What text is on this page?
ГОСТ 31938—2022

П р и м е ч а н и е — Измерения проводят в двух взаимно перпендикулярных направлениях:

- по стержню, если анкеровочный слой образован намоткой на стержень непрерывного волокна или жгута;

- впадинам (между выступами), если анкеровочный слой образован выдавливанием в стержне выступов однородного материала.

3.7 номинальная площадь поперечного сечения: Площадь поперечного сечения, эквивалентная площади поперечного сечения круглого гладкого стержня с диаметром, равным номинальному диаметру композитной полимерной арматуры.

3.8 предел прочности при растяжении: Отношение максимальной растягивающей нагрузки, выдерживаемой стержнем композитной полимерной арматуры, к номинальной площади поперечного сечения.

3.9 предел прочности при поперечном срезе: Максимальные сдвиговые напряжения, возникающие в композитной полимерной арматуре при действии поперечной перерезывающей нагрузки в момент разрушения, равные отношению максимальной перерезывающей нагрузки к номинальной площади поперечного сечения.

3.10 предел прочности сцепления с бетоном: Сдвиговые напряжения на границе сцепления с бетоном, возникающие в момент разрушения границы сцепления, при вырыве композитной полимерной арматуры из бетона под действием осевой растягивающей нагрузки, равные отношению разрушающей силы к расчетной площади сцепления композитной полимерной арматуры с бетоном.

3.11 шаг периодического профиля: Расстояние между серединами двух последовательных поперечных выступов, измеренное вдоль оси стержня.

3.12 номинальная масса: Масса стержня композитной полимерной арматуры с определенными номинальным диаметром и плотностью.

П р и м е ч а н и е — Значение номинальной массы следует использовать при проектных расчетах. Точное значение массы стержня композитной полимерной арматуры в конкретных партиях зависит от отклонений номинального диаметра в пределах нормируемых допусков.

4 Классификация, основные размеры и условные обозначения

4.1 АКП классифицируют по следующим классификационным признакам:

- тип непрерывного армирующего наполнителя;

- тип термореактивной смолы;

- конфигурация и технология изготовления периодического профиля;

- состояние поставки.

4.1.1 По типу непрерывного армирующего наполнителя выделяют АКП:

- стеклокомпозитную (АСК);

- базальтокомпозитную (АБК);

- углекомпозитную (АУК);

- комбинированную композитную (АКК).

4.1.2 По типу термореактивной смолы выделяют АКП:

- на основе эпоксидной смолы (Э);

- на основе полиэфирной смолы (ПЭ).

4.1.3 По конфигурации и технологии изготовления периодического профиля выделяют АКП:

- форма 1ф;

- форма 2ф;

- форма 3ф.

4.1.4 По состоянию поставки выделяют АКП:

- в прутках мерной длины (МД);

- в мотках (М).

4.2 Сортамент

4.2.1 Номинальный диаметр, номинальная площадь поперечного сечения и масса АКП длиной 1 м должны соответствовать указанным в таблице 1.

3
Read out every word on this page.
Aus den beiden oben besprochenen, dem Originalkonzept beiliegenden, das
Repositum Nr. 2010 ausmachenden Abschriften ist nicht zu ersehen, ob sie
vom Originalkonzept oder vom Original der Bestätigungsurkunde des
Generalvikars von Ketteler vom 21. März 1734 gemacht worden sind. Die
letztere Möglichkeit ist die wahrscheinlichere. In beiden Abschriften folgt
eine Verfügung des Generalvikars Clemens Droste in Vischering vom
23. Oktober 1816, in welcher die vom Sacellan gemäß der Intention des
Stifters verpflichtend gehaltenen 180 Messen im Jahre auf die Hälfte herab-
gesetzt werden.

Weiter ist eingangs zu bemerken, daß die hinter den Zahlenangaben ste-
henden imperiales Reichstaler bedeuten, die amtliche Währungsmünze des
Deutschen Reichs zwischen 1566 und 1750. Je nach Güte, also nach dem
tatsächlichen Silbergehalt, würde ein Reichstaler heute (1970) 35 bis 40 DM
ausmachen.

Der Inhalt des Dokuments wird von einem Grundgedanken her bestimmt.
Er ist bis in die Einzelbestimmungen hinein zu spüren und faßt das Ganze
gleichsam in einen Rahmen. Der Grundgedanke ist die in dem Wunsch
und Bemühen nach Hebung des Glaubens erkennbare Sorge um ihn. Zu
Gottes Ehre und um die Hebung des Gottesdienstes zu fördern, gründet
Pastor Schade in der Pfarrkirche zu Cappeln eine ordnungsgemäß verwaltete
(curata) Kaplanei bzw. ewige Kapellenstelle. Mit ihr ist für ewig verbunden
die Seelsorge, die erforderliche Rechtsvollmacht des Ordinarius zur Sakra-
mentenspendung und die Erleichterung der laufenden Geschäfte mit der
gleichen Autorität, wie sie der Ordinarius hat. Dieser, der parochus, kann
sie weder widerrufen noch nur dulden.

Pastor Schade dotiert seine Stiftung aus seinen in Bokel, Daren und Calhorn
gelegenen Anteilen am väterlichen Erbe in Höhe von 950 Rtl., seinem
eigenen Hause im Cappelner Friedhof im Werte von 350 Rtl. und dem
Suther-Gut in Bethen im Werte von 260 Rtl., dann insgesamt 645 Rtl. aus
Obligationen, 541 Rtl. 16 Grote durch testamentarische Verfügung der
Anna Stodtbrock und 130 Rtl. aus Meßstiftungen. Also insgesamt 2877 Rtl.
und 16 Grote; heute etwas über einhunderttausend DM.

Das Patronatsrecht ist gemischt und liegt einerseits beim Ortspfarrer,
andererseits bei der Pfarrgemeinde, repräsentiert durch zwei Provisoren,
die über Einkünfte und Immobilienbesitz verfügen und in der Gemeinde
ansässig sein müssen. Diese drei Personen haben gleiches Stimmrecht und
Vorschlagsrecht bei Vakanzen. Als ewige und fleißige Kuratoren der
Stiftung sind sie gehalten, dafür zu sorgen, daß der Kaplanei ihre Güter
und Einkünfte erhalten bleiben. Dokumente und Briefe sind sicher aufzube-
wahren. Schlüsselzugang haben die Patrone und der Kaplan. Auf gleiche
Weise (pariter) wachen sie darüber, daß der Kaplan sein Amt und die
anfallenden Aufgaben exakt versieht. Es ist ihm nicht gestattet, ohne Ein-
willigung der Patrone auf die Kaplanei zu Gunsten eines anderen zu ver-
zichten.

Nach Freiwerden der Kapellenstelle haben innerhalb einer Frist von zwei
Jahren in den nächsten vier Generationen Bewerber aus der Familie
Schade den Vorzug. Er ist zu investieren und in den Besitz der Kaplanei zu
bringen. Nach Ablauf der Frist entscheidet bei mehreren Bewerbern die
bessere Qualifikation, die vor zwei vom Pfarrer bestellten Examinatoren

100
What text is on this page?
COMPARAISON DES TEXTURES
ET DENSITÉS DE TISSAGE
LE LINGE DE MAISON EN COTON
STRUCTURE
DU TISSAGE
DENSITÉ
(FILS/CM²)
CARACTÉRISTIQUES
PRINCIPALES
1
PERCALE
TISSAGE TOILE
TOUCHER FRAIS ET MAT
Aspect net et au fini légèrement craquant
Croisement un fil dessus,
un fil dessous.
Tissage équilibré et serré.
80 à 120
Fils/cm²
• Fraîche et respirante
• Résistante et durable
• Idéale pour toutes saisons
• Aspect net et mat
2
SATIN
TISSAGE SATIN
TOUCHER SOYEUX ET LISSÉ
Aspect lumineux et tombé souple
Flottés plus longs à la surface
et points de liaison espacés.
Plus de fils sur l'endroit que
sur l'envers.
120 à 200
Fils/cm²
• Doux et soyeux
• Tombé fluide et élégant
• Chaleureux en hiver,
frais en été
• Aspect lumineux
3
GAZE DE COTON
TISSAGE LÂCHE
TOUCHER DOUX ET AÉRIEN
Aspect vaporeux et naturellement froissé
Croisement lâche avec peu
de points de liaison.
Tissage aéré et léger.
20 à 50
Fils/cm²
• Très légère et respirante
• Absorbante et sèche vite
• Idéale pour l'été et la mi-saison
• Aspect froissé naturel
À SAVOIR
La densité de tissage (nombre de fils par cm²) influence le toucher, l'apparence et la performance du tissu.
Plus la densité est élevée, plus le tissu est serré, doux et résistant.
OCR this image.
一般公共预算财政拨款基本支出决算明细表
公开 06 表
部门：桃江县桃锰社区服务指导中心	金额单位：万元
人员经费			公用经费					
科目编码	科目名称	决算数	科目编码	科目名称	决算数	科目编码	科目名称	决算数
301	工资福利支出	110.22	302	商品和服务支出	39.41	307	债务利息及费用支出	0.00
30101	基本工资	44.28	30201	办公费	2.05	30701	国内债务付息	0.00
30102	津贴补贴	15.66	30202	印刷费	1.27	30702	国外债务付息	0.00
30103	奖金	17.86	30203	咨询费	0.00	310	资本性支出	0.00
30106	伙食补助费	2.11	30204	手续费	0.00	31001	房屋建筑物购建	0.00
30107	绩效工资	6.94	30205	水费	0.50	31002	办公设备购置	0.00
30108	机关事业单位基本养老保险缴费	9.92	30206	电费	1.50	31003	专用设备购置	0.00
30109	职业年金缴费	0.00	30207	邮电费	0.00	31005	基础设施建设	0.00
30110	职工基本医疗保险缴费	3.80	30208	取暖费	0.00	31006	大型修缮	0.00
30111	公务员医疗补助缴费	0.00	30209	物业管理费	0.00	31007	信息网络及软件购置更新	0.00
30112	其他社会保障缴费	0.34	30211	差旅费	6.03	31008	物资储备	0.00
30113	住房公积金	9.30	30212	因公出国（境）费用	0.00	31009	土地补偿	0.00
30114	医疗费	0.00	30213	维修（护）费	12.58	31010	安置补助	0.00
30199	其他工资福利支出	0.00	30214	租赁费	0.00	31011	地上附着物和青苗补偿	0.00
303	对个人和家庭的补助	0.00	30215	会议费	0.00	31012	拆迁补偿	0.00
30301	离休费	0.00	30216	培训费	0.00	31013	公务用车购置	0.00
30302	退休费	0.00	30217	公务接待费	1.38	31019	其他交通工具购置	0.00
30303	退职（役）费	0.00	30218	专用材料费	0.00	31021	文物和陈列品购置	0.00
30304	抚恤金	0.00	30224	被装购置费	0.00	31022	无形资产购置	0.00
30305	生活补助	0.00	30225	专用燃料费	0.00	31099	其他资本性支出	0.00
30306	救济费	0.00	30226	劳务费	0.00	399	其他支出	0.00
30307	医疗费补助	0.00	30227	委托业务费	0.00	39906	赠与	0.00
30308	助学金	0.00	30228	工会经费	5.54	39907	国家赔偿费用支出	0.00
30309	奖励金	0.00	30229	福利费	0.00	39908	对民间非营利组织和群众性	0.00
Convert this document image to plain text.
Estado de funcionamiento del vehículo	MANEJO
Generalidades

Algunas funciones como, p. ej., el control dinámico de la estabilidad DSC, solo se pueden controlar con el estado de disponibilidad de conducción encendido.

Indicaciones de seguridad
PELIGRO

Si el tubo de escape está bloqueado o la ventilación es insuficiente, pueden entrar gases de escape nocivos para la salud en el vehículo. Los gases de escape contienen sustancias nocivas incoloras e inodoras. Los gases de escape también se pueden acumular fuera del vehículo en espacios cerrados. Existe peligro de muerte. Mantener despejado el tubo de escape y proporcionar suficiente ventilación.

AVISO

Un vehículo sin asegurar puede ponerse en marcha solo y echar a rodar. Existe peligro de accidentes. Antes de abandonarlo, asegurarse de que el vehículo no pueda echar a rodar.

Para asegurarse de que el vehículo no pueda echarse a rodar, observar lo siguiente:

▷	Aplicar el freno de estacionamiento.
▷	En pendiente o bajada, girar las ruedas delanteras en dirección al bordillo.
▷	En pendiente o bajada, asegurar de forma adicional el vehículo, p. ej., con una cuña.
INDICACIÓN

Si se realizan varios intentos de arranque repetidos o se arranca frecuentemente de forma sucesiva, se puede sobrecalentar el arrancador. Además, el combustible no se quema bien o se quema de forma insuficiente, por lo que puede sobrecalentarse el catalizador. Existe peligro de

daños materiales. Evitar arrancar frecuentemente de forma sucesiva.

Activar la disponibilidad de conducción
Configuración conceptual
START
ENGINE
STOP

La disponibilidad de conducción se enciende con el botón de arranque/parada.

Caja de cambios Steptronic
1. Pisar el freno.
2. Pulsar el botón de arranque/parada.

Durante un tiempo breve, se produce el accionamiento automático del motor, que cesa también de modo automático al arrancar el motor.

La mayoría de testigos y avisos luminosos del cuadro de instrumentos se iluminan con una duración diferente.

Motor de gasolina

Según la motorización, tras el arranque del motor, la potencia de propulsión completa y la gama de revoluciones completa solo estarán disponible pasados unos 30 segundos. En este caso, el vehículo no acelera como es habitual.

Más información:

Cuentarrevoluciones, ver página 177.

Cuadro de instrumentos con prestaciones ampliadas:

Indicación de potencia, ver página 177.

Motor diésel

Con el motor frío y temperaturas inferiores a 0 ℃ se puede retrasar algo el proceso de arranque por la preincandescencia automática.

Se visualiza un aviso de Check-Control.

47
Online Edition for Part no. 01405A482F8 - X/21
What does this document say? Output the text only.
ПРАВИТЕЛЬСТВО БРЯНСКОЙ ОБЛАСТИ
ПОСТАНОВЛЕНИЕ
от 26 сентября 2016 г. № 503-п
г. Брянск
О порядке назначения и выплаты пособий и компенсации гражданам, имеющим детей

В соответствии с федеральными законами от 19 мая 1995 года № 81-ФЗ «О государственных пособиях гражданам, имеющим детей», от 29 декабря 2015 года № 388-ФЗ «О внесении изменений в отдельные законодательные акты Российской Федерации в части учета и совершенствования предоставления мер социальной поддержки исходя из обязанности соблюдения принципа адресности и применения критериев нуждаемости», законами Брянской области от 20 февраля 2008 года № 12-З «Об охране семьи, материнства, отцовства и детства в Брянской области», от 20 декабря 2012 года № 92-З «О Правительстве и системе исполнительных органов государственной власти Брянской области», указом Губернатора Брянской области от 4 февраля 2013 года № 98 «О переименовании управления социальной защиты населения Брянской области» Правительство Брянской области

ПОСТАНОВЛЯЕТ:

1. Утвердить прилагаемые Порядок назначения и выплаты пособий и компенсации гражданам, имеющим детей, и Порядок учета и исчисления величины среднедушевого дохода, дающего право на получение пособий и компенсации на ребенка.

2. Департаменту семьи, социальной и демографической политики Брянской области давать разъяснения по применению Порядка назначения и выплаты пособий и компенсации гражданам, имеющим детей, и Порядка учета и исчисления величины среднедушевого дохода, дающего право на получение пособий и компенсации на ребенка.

- _TO BE DONE_
Extract every line from the one containing "What does this" through the last line of the data, inclusive, exactly as written.

- _ANSWER TO THIS PROBLEM_
What does this document say? Output the text only.
ПРАВИТЕЛЬСТВО БРЯНСКОЙ ОБЛАСТИ
ПОСТАНОВЛЕНИЕ
от 26 сентября 2016 г. № 503-п
г. Брянск
О порядке назначения и выплаты пособий и компенсации гражданам, имеющим детей

В соответствии с федеральными законами от 19 мая 1995 года № 81-ФЗ «О государственных пособиях гражданам, имеющим детей», от 29 декабря 2015 года № 388-ФЗ «О внесении изменений в отдельные законодательные акты Российской Федерации в части учета и совершенствования предоставления мер социальной поддержки исходя из обязанности соблюдения принципа адресности и применения критериев нуждаемости», законами Брянской области от 20 февраля 2008 года № 12-З «Об охране семьи, материнства, отцовства и детства в Брянской области», от 20 декабря 2012 года № 92-З «О Правительстве и системе исполнительных органов государственной власти Брянской области», указом Губернатора Брянской области от 4 февраля 2013 года № 98 «О переименовании управления социальной защиты населения Брянской области» Правительство Брянской области

ПОСТАНОВЛЯЕТ:

1. Утвердить прилагаемые Порядок назначения и выплаты пособий и компенсации гражданам, имеющим детей, и Порядок учета и исчисления величины среднедушевого дохода, дающего право на получение пособий и компенсации на ребенка.

2. Департаменту семьи, социальной и демографической политики Брянской области давать разъяснения по применению Порядка назначения и выплаты пособий и компенсации гражданам, имеющим детей, и Порядка учета и исчисления величины среднедушевого дохода, дающего право на получение пособий и компенсации на ребенка.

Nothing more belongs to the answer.